■ Task objective: What follows is a listing; give it again exactly, in its entirety.

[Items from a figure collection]
::::::::

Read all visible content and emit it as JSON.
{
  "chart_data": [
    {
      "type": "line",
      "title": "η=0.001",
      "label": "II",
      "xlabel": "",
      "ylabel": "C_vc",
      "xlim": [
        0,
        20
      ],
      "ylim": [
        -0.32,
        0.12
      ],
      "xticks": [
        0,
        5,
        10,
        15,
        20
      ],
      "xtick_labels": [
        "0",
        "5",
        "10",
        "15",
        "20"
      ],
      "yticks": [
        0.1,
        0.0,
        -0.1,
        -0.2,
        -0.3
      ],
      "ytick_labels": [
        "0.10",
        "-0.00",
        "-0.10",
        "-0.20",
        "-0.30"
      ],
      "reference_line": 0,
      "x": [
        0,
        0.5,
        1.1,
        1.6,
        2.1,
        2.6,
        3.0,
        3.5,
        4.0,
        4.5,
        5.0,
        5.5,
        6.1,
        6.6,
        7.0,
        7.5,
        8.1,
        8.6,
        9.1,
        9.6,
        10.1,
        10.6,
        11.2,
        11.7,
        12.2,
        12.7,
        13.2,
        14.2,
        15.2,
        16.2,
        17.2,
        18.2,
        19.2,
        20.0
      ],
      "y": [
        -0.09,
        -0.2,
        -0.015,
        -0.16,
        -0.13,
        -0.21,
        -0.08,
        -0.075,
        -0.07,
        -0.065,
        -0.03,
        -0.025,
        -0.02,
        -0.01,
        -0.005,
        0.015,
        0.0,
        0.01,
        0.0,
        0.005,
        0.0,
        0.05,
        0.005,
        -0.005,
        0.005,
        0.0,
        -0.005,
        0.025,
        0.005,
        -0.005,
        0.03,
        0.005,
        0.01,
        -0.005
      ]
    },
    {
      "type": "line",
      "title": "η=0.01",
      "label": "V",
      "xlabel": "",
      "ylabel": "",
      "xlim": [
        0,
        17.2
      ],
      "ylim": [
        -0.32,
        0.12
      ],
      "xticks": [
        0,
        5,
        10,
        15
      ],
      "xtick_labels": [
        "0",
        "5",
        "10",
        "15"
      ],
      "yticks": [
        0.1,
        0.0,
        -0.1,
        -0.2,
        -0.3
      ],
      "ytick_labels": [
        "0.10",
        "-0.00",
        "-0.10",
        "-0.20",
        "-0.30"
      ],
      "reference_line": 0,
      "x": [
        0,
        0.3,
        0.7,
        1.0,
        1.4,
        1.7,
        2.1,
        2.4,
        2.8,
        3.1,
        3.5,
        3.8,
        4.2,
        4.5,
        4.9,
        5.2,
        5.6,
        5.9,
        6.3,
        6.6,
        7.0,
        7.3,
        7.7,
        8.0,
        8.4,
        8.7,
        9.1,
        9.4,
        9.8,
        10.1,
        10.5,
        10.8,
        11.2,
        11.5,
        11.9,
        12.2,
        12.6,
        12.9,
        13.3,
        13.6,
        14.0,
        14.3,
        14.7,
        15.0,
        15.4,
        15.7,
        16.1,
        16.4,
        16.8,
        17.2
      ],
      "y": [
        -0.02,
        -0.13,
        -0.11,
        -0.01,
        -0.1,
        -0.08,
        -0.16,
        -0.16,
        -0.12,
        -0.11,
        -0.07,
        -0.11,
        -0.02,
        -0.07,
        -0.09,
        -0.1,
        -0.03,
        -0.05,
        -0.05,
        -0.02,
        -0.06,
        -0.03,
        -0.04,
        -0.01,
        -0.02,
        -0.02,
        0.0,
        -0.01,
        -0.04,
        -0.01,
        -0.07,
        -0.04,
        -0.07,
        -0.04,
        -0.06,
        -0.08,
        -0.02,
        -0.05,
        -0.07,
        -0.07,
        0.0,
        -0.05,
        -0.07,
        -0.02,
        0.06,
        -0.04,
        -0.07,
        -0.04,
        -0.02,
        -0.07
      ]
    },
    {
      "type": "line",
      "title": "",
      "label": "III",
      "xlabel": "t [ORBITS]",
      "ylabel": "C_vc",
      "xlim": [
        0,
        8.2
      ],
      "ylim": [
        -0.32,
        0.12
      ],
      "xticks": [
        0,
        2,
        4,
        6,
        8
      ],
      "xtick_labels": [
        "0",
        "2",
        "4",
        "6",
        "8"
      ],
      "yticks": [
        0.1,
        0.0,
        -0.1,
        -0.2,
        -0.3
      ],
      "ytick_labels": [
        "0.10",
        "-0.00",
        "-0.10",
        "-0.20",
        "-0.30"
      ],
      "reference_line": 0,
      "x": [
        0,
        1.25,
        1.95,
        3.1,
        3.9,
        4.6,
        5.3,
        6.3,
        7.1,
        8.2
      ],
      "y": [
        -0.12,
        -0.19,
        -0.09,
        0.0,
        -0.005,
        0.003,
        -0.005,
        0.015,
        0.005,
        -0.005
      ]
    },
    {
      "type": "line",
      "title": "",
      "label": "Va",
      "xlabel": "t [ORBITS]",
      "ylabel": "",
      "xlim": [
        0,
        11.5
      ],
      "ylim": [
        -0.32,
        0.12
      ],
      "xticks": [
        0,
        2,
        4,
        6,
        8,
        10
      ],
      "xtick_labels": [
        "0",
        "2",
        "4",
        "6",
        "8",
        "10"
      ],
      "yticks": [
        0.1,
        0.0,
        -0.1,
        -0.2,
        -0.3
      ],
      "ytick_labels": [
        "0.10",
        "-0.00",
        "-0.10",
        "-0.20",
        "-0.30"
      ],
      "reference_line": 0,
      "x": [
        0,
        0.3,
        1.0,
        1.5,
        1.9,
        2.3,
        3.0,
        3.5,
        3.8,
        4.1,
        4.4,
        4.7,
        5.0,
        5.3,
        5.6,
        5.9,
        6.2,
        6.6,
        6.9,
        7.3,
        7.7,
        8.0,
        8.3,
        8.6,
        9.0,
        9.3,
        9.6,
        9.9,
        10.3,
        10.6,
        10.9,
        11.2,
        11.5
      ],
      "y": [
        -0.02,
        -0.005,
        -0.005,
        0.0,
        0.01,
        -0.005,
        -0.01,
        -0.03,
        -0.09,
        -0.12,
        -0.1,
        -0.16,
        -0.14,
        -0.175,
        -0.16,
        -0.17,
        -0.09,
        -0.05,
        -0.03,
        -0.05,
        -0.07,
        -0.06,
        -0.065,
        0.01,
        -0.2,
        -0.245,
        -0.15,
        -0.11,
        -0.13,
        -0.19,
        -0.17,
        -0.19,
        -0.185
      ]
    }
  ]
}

::::::::

■ Task answer:
Read all visible content and emit it as JSON.
{
  "chart_data": [
    {
      "type": "line",
      "title": "η=0.001",
      "label": "II",
      "xlabel": "",
      "ylabel": "C_vc",
      "xlim": [
        0,
        20
      ],
      "ylim": [
        -0.32,
        0.12
      ],
      "xticks": [
        0,
        5,
        10,
        15,
        20
      ],
      "xtick_labels": [
        "0",
        "5",
        "10",
        "15",
        "20"
      ],
      "yticks": [
        0.1,
        0.0,
        -0.1,
        -0.2,
        -0.3
      ],
      "ytick_labels": [
        "0.10",
        "-0.00",
        "-0.10",
        "-0.20",
        "-0.30"
      ],
      "reference_line": 0,
      "x": [
        0,
        0.5,
        1.1,
        1.6,
        2.1,
        2.6,
        3.0,
        3.5,
        4.0,
        4.5,
        5.0,
        5.5,
        6.1,
        6.6,
        7.0,
        7.5,
        8.1,
        8.6,
        9.1,
        9.6,
        10.1,
        10.6,
        11.2,
        11.7,
        12.2,
        12.7,
        13.2,
        14.2,
        15.2,
        16.2,
        17.2,
        18.2,
        19.2,
        20.0
      ],
      "y": [
        -0.09,
        -0.2,
        -0.015,
        -0.16,
        -0.13,
        -0.21,
        -0.08,
        -0.075,
        -0.07,
        -0.065,
        -0.03,
        -0.025,
        -0.02,
        -0.01,
        -0.005,
        0.015,
        0.0,
        0.01,
        0.0,
        0.005,
        0.0,
        0.05,
        0.005,
        -0.005,
        0.005,
        0.0,
        -0.005,
        0.025,
        0.005,
        -0.005,
        0.03,
        0.005,
        0.01,
        -0.005
      ]
    },
    {
      "type": "line",
      "title": "η=0.01",
      "label": "V",
      "xlabel": "",
      "ylabel": "",
      "xlim": [
        0,
        17.2
      ],
      "ylim": [
        -0.32,
        0.12
      ],
      "xticks": [
        0,
        5,
        10,
        15
      ],
      "xtick_labels": [
        "0",
        "5",
        "10",
        "15"
      ],
      "yticks": [
        0.1,
        0.0,
        -0.1,
        -0.2,
        -0.3
      ],
      "ytick_labels": [
        "0.10",
        "-0.00",
        "-0.10",
        "-0.20",
        "-0.30"
      ],
      "reference_line": 0,
      "x": [
        0,
        0.3,
        0.7,
        1.0,
        1.4,
        1.7,
        2.1,
        2.4,
        2.8,
        3.1,
        3.5,
        3.8,
        4.2,
        4.5,
        4.9,
        5.2,
        5.6,
        5.9,
        6.3,
        6.6,
        7.0,
        7.3,
        7.7,
        8.0,
        8.4,
        8.7,
        9.1,
        9.4,
        9.8,
        10.1,
        10.5,
        10.8,
        11.2,
        11.5,
        11.9,
        12.2,
        12.6,
        12.9,
        13.3,
        13.6,
        14.0,
        14.3,
        14.7,
        15.0,
        15.4,
        15.7,
        16.1,
        16.4,
        16.8,
        17.2
      ],
      "y": [
        -0.02,
        -0.13,
        -0.11,
        -0.01,
        -0.1,
        -0.08,
        -0.16,
        -0.16,
        -0.12,
        -0.11,
        -0.07,
        -0.11,
        -0.02,
        -0.07,
        -0.09,
        -0.1,
        -0.03,
        -0.05,
        -0.05,
        -0.02,
        -0.06,
        -0.03,
        -0.04,
        -0.01,
        -0.02,
        -0.02,
        0.0,
        -0.01,
        -0.04,
        -0.01,
        -0.07,
        -0.04,
        -0.07,
        -0.04,
        -0.06,
        -0.08,
        -0.02,
        -0.05,
        -0.07,
        -0.07,
        0.0,
        -0.05,
        -0.07,
        -0.02,
        0.06,
        -0.04,
        -0.07,
        -0.04,
        -0.02,
        -0.07
      ]
    },
    {
      "type": "line",
      "title": "",
      "label": "III",
      "xlabel": "t [ORBITS]",
      "ylabel": "C_vc",
      "xlim": [
        0,
        8.2
      ],
      "ylim": [
        -0.32,
        0.12
      ],
      "xticks": [
        0,
        2,
        4,
        6,
        8
      ],
      "xtick_labels": [
        "0",
        "2",
        "4",
        "6",
        "8"
      ],
      "yticks": [
        0.1,
        0.0,
        -0.1,
        -0.2,
        -0.3
      ],
      "ytick_labels": [
        "0.10",
        "-0.00",
        "-0.10",
        "-0.20",
        "-0.30"
      ],
      "reference_line": 0,
      "x": [
        0,
        1.25,
        1.95,
        3.1,
        3.9,
        4.6,
        5.3,
        6.3,
        7.1,
        8.2
      ],
      "y": [
        -0.12,
        -0.19,
        -0.09,
        0.0,
        -0.005,
        0.003,
        -0.005,
        0.015,
        0.005,
        -0.005
      ]
    },
    {
      "type": "line",
      "title": "",
      "label": "Va",
      "xlabel": "t [ORBITS]",
      "ylabel": "",
      "xlim": [
        0,
        11.5
      ],
      "ylim": [
        -0.32,
        0.12
      ],
      "xticks": [
        0,
        2,
        4,
        6,
        8,
        10
      ],
      "xtick_labels": [
        "0",
        "2",
        "4",
        "6",
        "8",
        "10"
      ],
      "yticks": [
        0.1,
        0.0,
        -0.1,
        -0.2,
        -0.3
      ],
      "ytick_labels": [
        "0.10",
        "-0.00",
        "-0.10",
        "-0.20",
        "-0.30"
      ],
      "reference_line": 0,
      "x": [
        0,
        0.3,
        1.0,
        1.5,
        1.9,
        2.3,
        3.0,
        3.5,
        3.8,
        4.1,
        4.4,
        4.7,
        5.0,
        5.3,
        5.6,
        5.9,
        6.2,
        6.6,
        6.9,
        7.3,
        7.7,
        8.0,
        8.3,
        8.6,
        9.0,
        9.3,
        9.6,
        9.9,
        10.3,
        10.6,
        10.9,
        11.2,
        11.5
      ],
      "y": [
        -0.02,
        -0.005,
        -0.005,
        0.0,
        0.01,
        -0.005,
        -0.01,
        -0.03,
        -0.09,
        -0.12,
        -0.1,
        -0.16,
        -0.14,
        -0.175,
        -0.16,
        -0.17,
        -0.09,
        -0.05,
        -0.03,
        -0.05,
        -0.07,
        -0.06,
        -0.065,
        0.01,
        -0.2,
        -0.245,
        -0.15,
        -0.11,
        -0.13,
        -0.19,
        -0.17,
        -0.19,
        -0.185
      ]
    }
  ]
}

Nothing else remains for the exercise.